▸ **Written task**
Report every line in the listing below where the string "zarządzanie" shows up.

▸ **Information given**
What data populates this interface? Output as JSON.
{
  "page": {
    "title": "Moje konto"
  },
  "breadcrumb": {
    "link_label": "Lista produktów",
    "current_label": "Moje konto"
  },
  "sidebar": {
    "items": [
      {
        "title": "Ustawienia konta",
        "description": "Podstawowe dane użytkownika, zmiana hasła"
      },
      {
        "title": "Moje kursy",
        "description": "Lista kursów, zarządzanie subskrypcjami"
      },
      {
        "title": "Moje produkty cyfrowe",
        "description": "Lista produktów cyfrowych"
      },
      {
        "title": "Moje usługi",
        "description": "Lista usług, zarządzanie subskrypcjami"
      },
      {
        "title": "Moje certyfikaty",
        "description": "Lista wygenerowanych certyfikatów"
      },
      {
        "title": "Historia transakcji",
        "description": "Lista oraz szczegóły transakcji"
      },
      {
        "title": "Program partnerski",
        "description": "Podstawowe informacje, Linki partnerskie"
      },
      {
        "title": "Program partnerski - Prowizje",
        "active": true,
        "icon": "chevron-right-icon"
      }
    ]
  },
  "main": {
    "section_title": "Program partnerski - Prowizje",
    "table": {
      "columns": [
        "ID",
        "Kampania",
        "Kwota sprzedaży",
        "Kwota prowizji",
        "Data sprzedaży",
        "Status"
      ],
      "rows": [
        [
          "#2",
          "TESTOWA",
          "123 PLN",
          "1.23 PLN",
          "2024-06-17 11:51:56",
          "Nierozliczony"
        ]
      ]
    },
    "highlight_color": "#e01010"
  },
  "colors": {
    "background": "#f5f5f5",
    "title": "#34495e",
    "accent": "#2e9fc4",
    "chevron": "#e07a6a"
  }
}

▸ **Written solution**
        "description": "Lista kursów, zarządzanie subskrypcjami"
        "description": "Lista usług, zarządzanie subskrypcjami"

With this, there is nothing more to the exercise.